Show every line below where "reported" can be found.

+++ Extracted information

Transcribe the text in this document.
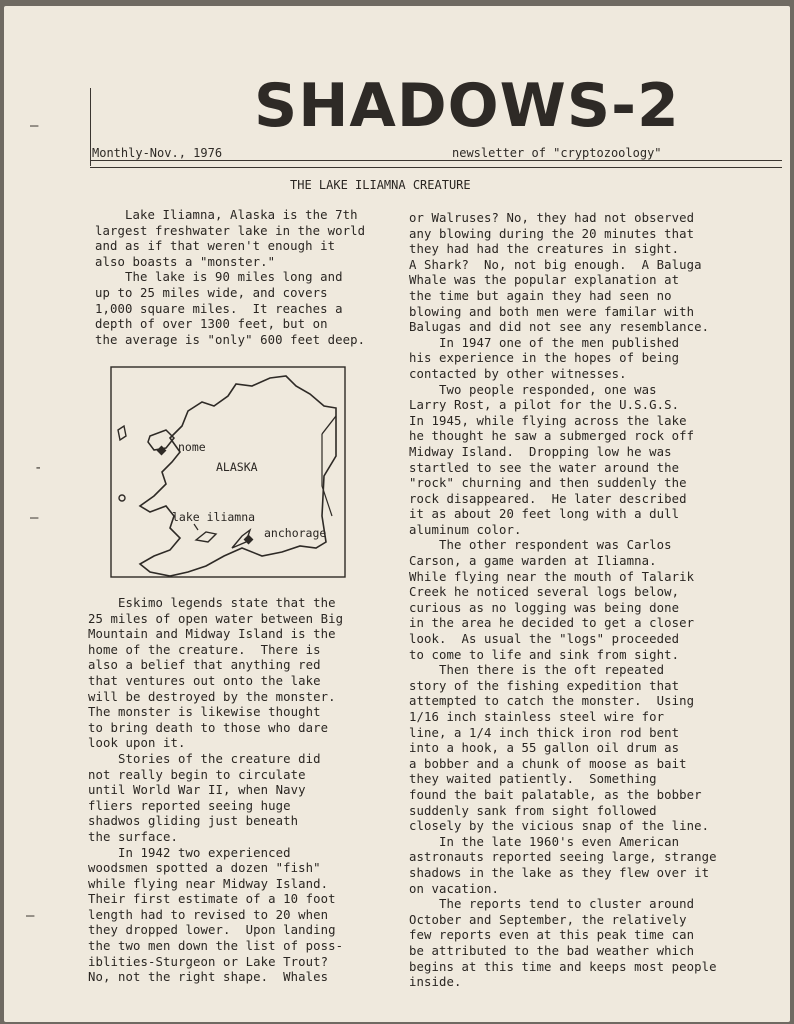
–
-
–
—
SHADOWS-2
Monthly-Nov., 1976	newsletter of "cryptozoology"
THE LAKE ILIAMNA CREATURE
Lake Iliamna, Alaska is the 7th
largest freshwater lake in the world
and as if that weren't enough it
also boasts a "monster."
The lake is 90 miles long and
up to 25 miles wide, and covers
1,000 square miles.  It reaches a
depth of over 1300 feet, but on
the average is "only" 600 feet deep.
nome
ALASKA
lake iliamna
anchorage
Eskimo legends state that the
25 miles of open water between Big
Mountain and Midway Island is the
home of the creature.  There is
also a belief that anything red
that ventures out onto the lake
will be destroyed by the monster.
The monster is likewise thought
to bring death to those who dare
look upon it.
Stories of the creature did
not really begin to circulate
until World War II, when Navy
fliers reported seeing huge
shadwos gliding just beneath
the surface.
In 1942 two experienced
woodsmen spotted a dozen "fish"
while flying near Midway Island.
Their first estimate of a 10 foot
length had to revised to 20 when
they dropped lower.  Upon landing
the two men down the list of poss-
iblities-Sturgeon or Lake Trout?
No, not the right shape.  Whales
or Walruses? No, they had not observed
any blowing during the 20 minutes that
they had had the creatures in sight.
A Shark?  No, not big enough.  A Baluga
Whale was the popular explanation at
the time but again they had seen no
blowing and both men were familar with
Balugas and did not see any resemblance.
In 1947 one of the men published
his experience in the hopes of being
contacted by other witnesses.
Two people responded, one was
Larry Rost, a pilot for the U.S.G.S.
In 1945, while flying across the lake
he thought he saw a submerged rock off
Midway Island.  Dropping low he was
startled to see the water around the
"rock" churning and then suddenly the
rock disappeared.  He later described
it as about 20 feet long with a dull
aluminum color.
The other respondent was Carlos
Carson, a game warden at Iliamna.
While flying near the mouth of Talarik
Creek he noticed several logs below,
curious as no logging was being done
in the area he decided to get a closer
look.  As usual the "logs" proceeded
to come to life and sink from sight.
Then there is the oft repeated
story of the fishing expedition that
attempted to catch the monster.  Using
1/16 inch stainless steel wire for
line, a 1/4 inch thick iron rod bent
into a hook, a 55 gallon oil drum as
a bobber and a chunk of moose as bait
they waited patiently.  Something
found the bait palatable, as the bobber
suddenly sank from sight followed
closely by the vicious snap of the line.
In the late 1960's even American
astronauts reported seeing large, strange
shadows in the lake as they flew over it
on vacation.
The reports tend to cluster around
October and September, the relatively
few reports even at this peak time can
be attributed to the bad weather which
begins at this time and keeps most people
inside.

++++++

* Correct response *
fliers reported seeing huge
astronauts reported seeing large, strange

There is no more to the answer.